### Text under study

Progressive rock has a new champion. Genesis, Yes, Peter Gabriel, and Asia? Add the name Four Stories Tall to that list. They've just released a debut recording of uncommon clarity, precision, and soulfulness, called "The Road West," and mark my words, this band is ready for a wider audience.
Four Stories
Tall bill themselves as Texas Prog and it's as apt of a description as can be
made. The musicians who comprise Four
Stories Tall---- three veterans of seminal Lubbock, Texas, progressive rock band, Asparagus Nightmares
and a guitarist who'd walked away from his instrument for twenty years, have,
over the past five years, turned weekend jam sessions and a shared love of
progressive rock and jazz fusion into a disciplined, professional, functioning,
and musically productive band. And as a
result of this process, the world has a stunning progressive rock masterpiece
that transcends the genre.
Allow me to
explain my bold use of the phrase "transcends the genre."
In May of 1978,
I headed for the local record store with a pocketful of birthday cash. When I came back from the store, I was
carrying a copy of the album "Fragile" by Yes. I didn't know much about Yes. In fact, nothing at all. I bought the album because I liked the cover
art. This sort of decision making has
failed me numerous times over the years, but fortunately for me in May of 1978,
I was rewarded richly for my decision.
"Fragile" is widely regarded as a progressive rock
masterpiece, and though I was completely oblivious to the progressive rock
genre at that stage of my musical education, I had no problem appreciating the
unique song structures, harmonies, and time signatures that characterized the
album. With "Fragile," Yes
transcended the progressive rock genre.
It was not just a great progressive rock album, it was a great rock album.
And that brings
me back to "The Road West."
From the
slow-crawl heaviness and desperation of the albums' opener "Famine,"
the band shifts gears into a funky groove for the following tune "Brazos
de Dios," featuring bedrock rhythm work from bassist Mark Matos and
drummer John Wilson.

######
### Dataset content

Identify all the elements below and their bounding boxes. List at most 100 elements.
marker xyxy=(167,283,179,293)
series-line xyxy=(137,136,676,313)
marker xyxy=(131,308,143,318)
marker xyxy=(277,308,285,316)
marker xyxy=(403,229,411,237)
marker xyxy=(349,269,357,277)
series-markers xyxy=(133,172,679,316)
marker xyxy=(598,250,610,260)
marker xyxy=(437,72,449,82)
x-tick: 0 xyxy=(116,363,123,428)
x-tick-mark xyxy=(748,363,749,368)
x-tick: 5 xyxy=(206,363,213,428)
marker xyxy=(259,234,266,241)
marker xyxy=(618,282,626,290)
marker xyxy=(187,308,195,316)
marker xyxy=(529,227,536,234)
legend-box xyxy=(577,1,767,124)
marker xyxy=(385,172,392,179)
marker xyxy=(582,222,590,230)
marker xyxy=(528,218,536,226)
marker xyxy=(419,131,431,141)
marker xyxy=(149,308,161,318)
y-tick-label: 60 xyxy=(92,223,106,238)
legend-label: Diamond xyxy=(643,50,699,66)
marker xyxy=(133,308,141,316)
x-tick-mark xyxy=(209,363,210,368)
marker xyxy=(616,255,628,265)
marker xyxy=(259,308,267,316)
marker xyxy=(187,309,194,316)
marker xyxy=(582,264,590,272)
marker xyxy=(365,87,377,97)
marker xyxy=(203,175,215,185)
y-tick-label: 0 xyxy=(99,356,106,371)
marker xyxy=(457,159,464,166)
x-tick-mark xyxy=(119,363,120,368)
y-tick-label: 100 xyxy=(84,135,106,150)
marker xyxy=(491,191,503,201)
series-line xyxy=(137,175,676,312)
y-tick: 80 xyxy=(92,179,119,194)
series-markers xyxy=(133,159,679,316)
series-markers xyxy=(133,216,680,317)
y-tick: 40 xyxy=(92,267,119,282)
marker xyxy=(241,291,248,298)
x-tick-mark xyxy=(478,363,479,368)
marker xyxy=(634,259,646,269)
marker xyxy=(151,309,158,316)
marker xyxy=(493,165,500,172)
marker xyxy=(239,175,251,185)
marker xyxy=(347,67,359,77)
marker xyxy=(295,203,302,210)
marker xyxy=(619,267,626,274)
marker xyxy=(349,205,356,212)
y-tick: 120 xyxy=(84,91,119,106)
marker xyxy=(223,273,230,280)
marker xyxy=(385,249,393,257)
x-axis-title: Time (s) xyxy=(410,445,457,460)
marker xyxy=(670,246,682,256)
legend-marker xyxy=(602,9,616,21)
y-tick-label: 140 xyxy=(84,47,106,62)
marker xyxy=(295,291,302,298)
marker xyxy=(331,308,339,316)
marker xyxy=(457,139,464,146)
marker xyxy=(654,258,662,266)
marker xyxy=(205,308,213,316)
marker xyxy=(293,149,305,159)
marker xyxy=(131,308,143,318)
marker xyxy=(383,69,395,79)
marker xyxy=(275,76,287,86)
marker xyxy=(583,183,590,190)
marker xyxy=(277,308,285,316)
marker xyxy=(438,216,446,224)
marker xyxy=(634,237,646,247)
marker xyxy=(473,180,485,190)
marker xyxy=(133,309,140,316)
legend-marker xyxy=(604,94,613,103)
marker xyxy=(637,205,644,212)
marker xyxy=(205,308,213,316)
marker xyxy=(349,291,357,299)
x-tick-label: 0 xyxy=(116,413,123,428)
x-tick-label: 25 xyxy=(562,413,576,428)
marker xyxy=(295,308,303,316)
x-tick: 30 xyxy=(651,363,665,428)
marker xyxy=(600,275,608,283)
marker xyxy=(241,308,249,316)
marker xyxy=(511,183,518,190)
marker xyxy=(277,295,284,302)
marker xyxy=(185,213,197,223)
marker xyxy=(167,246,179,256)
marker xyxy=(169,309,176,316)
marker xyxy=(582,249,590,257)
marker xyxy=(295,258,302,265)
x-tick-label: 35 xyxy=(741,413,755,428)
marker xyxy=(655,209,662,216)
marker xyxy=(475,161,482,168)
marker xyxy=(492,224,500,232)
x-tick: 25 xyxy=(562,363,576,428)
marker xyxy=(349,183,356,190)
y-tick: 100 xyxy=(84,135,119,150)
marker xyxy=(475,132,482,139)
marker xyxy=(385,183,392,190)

######

• Work task: Print the part of the album review starting with "And that brings" and going on through "drummer John Wilson.". These records were drawn from a separate source.

• Response area:
And that brings
me back to "The Road West."
From the
slow-crawl heaviness and desperation of the albums' opener "Famine,"
the band shifts gears into a funky groove for the following tune "Brazos
de Dios," featuring bedrock rhythm work from bassist Mark Matos and
drummer John Wilson.